• **Aim of the exercise**
Reproduce the listing below exactly, minus its pictures.
━━━━━━
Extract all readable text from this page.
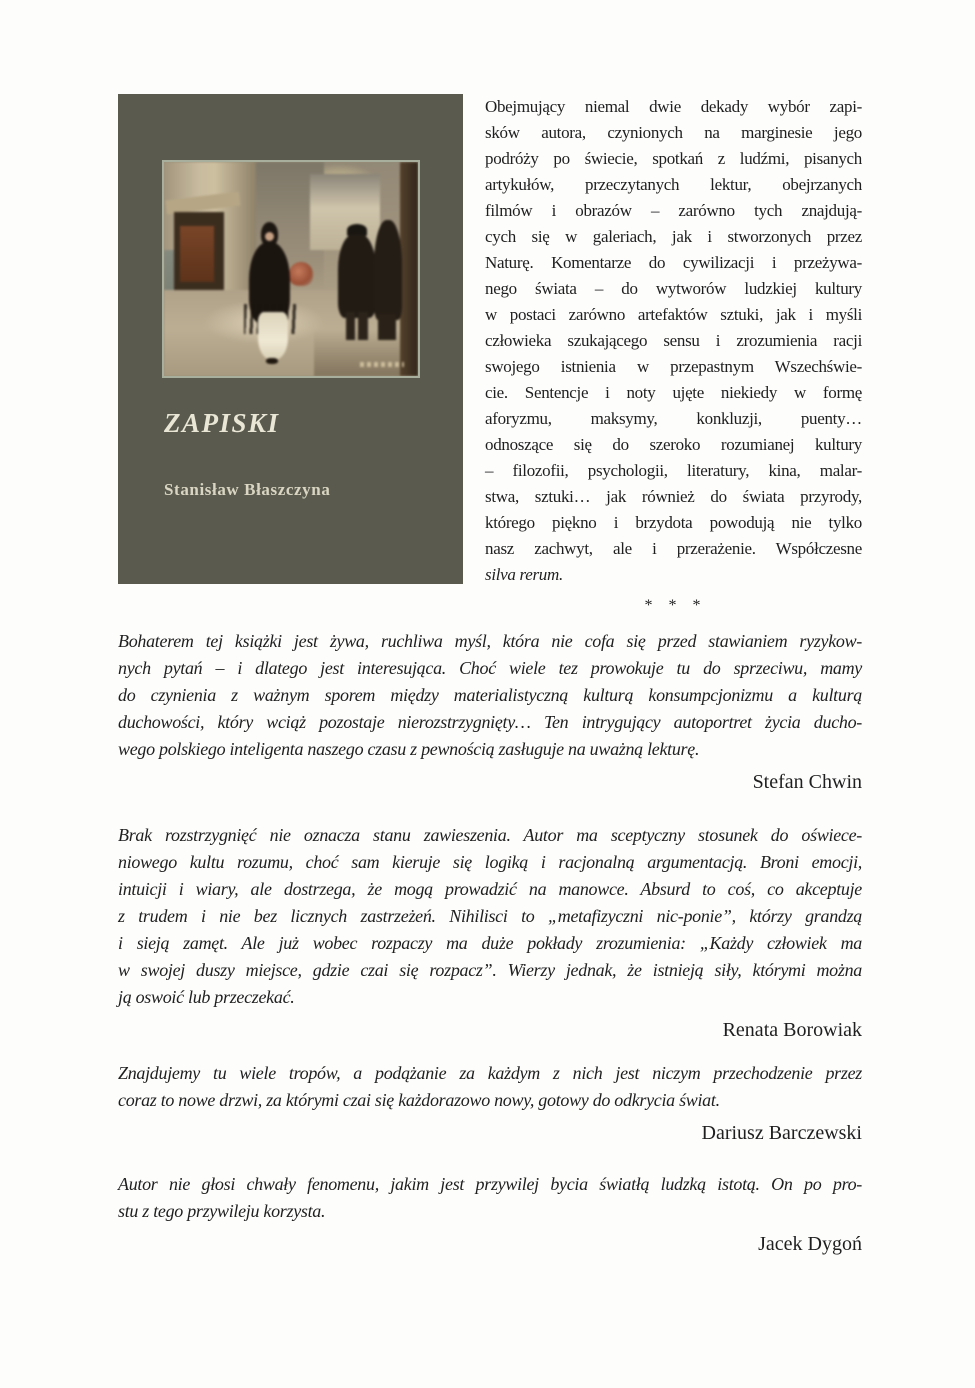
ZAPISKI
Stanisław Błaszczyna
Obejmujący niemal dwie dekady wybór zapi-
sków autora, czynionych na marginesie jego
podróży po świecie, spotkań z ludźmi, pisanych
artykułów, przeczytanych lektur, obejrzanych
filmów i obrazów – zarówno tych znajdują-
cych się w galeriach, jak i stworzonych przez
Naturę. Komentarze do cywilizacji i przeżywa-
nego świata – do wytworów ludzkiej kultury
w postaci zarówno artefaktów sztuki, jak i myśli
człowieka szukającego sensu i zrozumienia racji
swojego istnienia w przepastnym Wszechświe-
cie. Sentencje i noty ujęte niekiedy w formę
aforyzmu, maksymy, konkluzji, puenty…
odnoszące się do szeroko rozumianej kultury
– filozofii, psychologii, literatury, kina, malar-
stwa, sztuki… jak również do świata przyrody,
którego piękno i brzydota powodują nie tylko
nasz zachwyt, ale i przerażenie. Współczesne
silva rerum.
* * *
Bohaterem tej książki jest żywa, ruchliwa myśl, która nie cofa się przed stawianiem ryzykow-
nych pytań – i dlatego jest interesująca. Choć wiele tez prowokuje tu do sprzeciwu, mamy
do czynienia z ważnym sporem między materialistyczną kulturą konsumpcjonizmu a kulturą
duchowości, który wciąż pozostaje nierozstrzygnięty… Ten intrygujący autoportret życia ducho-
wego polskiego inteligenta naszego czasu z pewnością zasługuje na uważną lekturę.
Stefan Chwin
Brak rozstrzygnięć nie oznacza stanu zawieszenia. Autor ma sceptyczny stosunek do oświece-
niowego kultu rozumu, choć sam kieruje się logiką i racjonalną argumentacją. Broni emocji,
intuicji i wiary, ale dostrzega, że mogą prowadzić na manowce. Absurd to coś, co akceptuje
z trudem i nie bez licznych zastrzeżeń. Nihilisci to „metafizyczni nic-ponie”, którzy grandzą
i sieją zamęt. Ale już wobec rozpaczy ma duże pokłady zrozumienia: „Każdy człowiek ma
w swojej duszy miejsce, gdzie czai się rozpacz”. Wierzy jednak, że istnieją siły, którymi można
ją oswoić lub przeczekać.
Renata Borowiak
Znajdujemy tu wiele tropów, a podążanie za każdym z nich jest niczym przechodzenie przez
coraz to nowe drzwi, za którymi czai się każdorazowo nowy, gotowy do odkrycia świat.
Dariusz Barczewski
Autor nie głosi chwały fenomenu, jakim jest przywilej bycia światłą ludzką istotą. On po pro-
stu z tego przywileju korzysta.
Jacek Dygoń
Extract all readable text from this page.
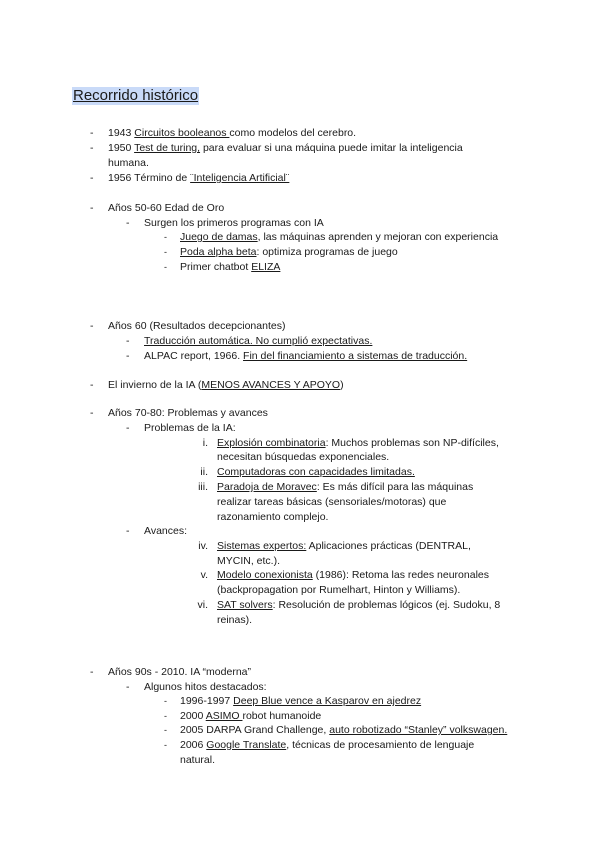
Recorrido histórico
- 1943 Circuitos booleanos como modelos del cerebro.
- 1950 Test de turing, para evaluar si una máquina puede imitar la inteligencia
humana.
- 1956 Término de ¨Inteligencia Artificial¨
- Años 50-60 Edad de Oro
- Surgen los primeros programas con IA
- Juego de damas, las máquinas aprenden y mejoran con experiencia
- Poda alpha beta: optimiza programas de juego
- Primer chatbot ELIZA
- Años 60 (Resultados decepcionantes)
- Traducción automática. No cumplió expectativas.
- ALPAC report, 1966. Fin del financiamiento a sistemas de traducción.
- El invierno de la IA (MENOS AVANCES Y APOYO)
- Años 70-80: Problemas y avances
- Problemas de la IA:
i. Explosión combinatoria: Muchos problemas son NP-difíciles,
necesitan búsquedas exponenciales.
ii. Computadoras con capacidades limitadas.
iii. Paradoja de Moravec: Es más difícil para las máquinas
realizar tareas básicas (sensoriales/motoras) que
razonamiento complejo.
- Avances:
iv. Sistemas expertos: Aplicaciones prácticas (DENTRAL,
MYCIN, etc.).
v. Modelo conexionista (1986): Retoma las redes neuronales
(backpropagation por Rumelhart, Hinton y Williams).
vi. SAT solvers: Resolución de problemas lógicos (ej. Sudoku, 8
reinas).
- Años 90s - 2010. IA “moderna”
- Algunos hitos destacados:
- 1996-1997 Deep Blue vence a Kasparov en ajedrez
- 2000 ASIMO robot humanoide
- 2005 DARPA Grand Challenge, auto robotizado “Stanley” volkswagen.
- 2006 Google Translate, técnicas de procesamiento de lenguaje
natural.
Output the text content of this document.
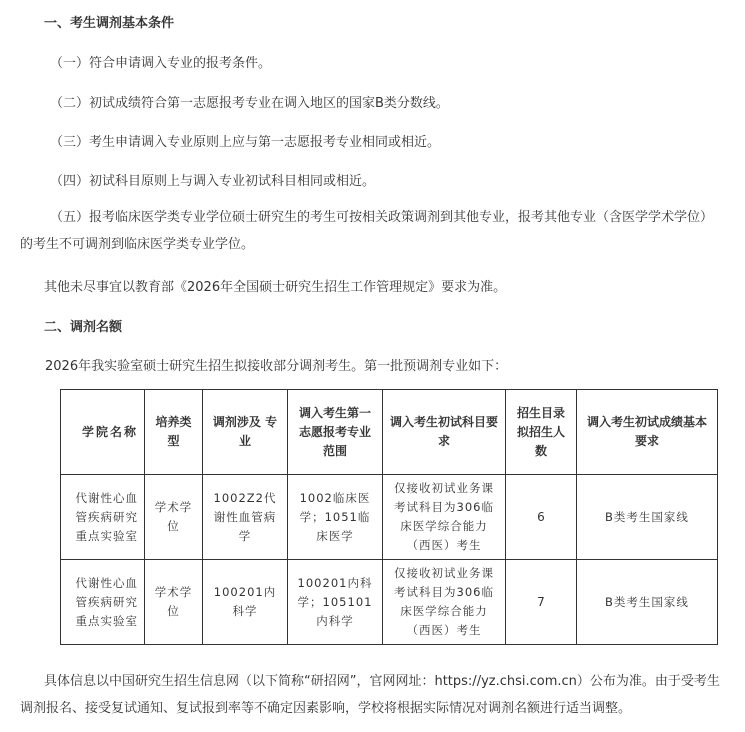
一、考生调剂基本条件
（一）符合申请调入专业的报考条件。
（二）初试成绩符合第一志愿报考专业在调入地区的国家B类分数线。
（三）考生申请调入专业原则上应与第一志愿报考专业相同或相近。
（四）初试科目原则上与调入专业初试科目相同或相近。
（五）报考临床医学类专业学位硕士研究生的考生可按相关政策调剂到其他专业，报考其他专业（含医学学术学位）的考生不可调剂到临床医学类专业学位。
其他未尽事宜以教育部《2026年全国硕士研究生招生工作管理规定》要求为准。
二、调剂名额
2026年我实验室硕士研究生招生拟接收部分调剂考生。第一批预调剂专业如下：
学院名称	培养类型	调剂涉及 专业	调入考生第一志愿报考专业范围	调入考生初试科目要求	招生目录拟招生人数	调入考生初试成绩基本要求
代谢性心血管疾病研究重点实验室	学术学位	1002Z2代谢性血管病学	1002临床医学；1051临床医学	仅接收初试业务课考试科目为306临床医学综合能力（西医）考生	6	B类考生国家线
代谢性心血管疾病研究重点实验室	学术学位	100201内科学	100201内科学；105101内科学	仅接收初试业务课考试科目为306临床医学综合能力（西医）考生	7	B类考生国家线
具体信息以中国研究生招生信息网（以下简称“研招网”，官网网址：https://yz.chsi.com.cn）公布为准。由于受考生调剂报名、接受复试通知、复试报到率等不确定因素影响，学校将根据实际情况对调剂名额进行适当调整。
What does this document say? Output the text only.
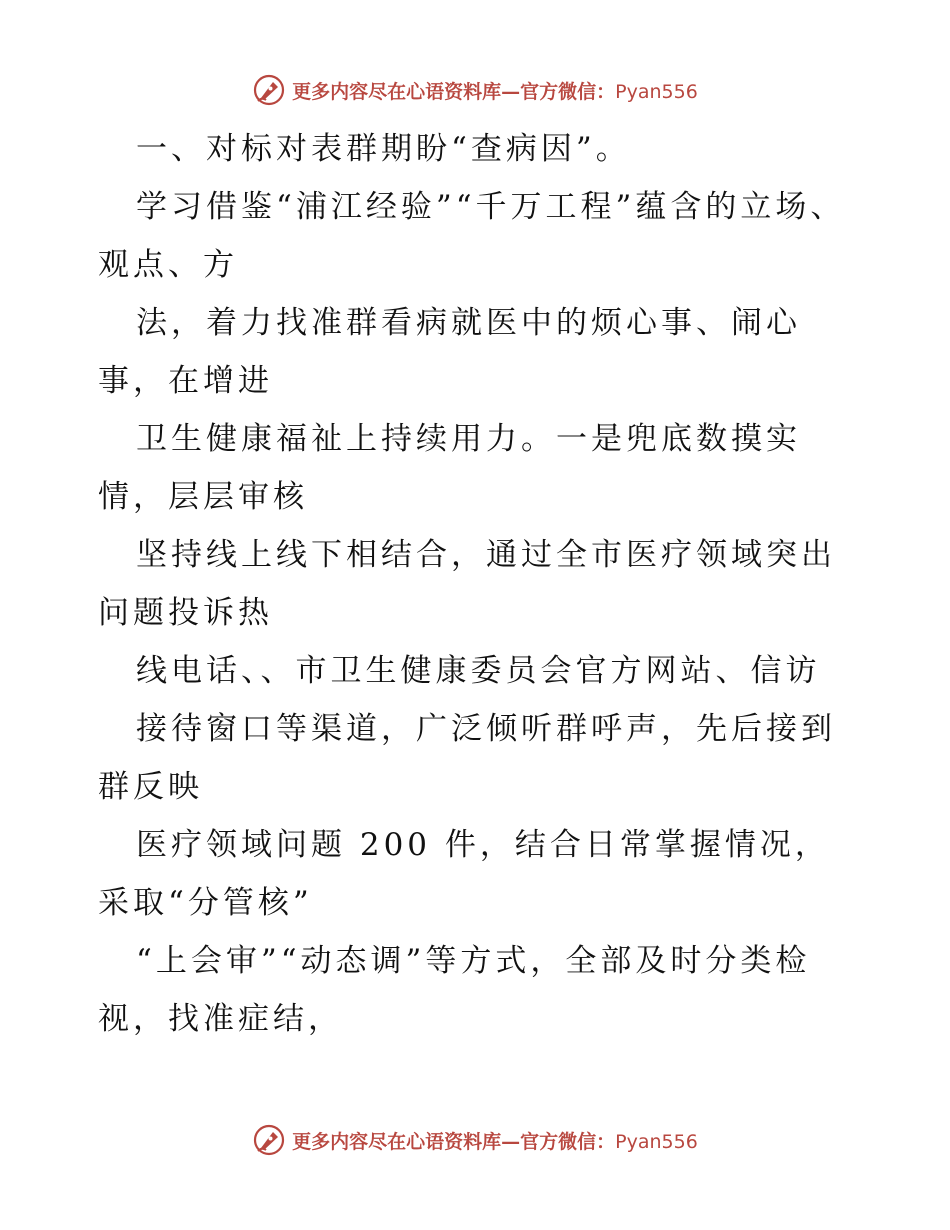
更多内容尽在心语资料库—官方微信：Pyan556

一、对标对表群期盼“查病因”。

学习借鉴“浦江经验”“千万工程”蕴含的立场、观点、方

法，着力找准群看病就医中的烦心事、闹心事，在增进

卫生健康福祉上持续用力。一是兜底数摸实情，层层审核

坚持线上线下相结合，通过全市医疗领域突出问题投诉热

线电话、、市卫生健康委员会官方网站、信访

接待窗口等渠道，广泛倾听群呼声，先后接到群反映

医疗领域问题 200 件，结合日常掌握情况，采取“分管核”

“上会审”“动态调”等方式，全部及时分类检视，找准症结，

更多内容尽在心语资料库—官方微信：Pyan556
━━━━━━
• **Solution for this task**
Extract all readable text from this page.
ZAPISKI
Stanisław Błaszczyna
Obejmujący niemal dwie dekady wybór zapi-
sków autora, czynionych na marginesie jego
podróży po świecie, spotkań z ludźmi, pisanych
artykułów, przeczytanych lektur, obejrzanych
filmów i obrazów – zarówno tych znajdują-
cych się w galeriach, jak i stworzonych przez
Naturę. Komentarze do cywilizacji i przeżywa-
nego świata – do wytworów ludzkiej kultury
w postaci zarówno artefaktów sztuki, jak i myśli
człowieka szukającego sensu i zrozumienia racji
swojego istnienia w przepastnym Wszechświe-
cie. Sentencje i noty ujęte niekiedy w formę
aforyzmu, maksymy, konkluzji, puenty…
odnoszące się do szeroko rozumianej kultury
– filozofii, psychologii, literatury, kina, malar-
stwa, sztuki… jak również do świata przyrody,
którego piękno i brzydota powodują nie tylko
nasz zachwyt, ale i przerażenie. Współczesne
silva rerum.
* * *
Bohaterem tej książki jest żywa, ruchliwa myśl, która nie cofa się przed stawianiem ryzykow-
nych pytań – i dlatego jest interesująca. Choć wiele tez prowokuje tu do sprzeciwu, mamy
do czynienia z ważnym sporem między materialistyczną kulturą konsumpcjonizmu a kulturą
duchowości, który wciąż pozostaje nierozstrzygnięty… Ten intrygujący autoportret życia ducho-
wego polskiego inteligenta naszego czasu z pewnością zasługuje na uważną lekturę.
Stefan Chwin
Brak rozstrzygnięć nie oznacza stanu zawieszenia. Autor ma sceptyczny stosunek do oświece-
niowego kultu rozumu, choć sam kieruje się logiką i racjonalną argumentacją. Broni emocji,
intuicji i wiary, ale dostrzega, że mogą prowadzić na manowce. Absurd to coś, co akceptuje
z trudem i nie bez licznych zastrzeżeń. Nihilisci to „metafizyczni nic-ponie”, którzy grandzą
i sieją zamęt. Ale już wobec rozpaczy ma duże pokłady zrozumienia: „Każdy człowiek ma
w swojej duszy miejsce, gdzie czai się rozpacz”. Wierzy jednak, że istnieją siły, którymi można
ją oswoić lub przeczekać.
Renata Borowiak
Znajdujemy tu wiele tropów, a podążanie za każdym z nich jest niczym przechodzenie przez
coraz to nowe drzwi, za którymi czai się każdorazowo nowy, gotowy do odkrycia świat.
Dariusz Barczewski
Autor nie głosi chwały fenomenu, jakim jest przywilej bycia światłą ludzką istotą. On po pro-
stu z tego przywileju korzysta.
Jacek Dygoń
Extract all readable text from this page.
Recorrido histórico
- 1943 Circuitos booleanos como modelos del cerebro.
- 1950 Test de turing, para evaluar si una máquina puede imitar la inteligencia
humana.
- 1956 Término de ¨Inteligencia Artificial¨
- Años 50-60 Edad de Oro
- Surgen los primeros programas con IA
- Juego de damas, las máquinas aprenden y mejoran con experiencia
- Poda alpha beta: optimiza programas de juego
- Primer chatbot ELIZA
- Años 60 (Resultados decepcionantes)
- Traducción automática. No cumplió expectativas.
- ALPAC report, 1966. Fin del financiamiento a sistemas de traducción.
- El invierno de la IA (MENOS AVANCES Y APOYO)
- Años 70-80: Problemas y avances
- Problemas de la IA:
i. Explosión combinatoria: Muchos problemas son NP-difíciles,
necesitan búsquedas exponenciales.
ii. Computadoras con capacidades limitadas.
iii. Paradoja de Moravec: Es más difícil para las máquinas
realizar tareas básicas (sensoriales/motoras) que
razonamiento complejo.
- Avances:
iv. Sistemas expertos: Aplicaciones prácticas (DENTRAL,
MYCIN, etc.).
v. Modelo conexionista (1986): Retoma las redes neuronales
(backpropagation por Rumelhart, Hinton y Williams).
vi. SAT solvers: Resolución de problemas lógicos (ej. Sudoku, 8
reinas).
- Años 90s - 2010. IA “moderna”
- Algunos hitos destacados:
- 1996-1997 Deep Blue vence a Kasparov en ajedrez
- 2000 ASIMO robot humanoide
- 2005 DARPA Grand Challenge, auto robotizado “Stanley” volkswagen.
- 2006 Google Translate, técnicas de procesamiento de lenguaje
natural.
Output the text content of this document.
一、考生调剂基本条件
（一）符合申请调入专业的报考条件。
（二）初试成绩符合第一志愿报考专业在调入地区的国家B类分数线。
（三）考生申请调入专业原则上应与第一志愿报考专业相同或相近。
（四）初试科目原则上与调入专业初试科目相同或相近。
（五）报考临床医学类专业学位硕士研究生的考生可按相关政策调剂到其他专业，报考其他专业（含医学学术学位）的考生不可调剂到临床医学类专业学位。
其他未尽事宜以教育部《2026年全国硕士研究生招生工作管理规定》要求为准。
二、调剂名额
2026年我实验室硕士研究生招生拟接收部分调剂考生。第一批预调剂专业如下：
学院名称	培养类型	调剂涉及 专业	调入考生第一志愿报考专业范围	调入考生初试科目要求	招生目录拟招生人数	调入考生初试成绩基本要求
代谢性心血管疾病研究重点实验室	学术学位	1002Z2代谢性血管病学	1002临床医学；1051临床医学	仅接收初试业务课考试科目为306临床医学综合能力（西医）考生	6	B类考生国家线
代谢性心血管疾病研究重点实验室	学术学位	100201内科学	100201内科学；105101内科学	仅接收初试业务课考试科目为306临床医学综合能力（西医）考生	7	B类考生国家线
具体信息以中国研究生招生信息网（以下简称“研招网”，官网网址：https://yz.chsi.com.cn）公布为准。由于受考生调剂报名、接受复试通知、复试报到率等不确定因素影响，学校将根据实际情况对调剂名额进行适当调整。
What does this document say? Output the text only.
更多内容尽在心语资料库—官方微信：Pyan556

一、对标对表群期盼“查病因”。

学习借鉴“浦江经验”“千万工程”蕴含的立场、观点、方

法，着力找准群看病就医中的烦心事、闹心事，在增进

卫生健康福祉上持续用力。一是兜底数摸实情，层层审核

坚持线上线下相结合，通过全市医疗领域突出问题投诉热

线电话、、市卫生健康委员会官方网站、信访

接待窗口等渠道，广泛倾听群呼声，先后接到群反映

医疗领域问题 200 件，结合日常掌握情况，采取“分管核”

“上会审”“动态调”等方式，全部及时分类检视，找准症结，

更多内容尽在心语资料库—官方微信：Pyan556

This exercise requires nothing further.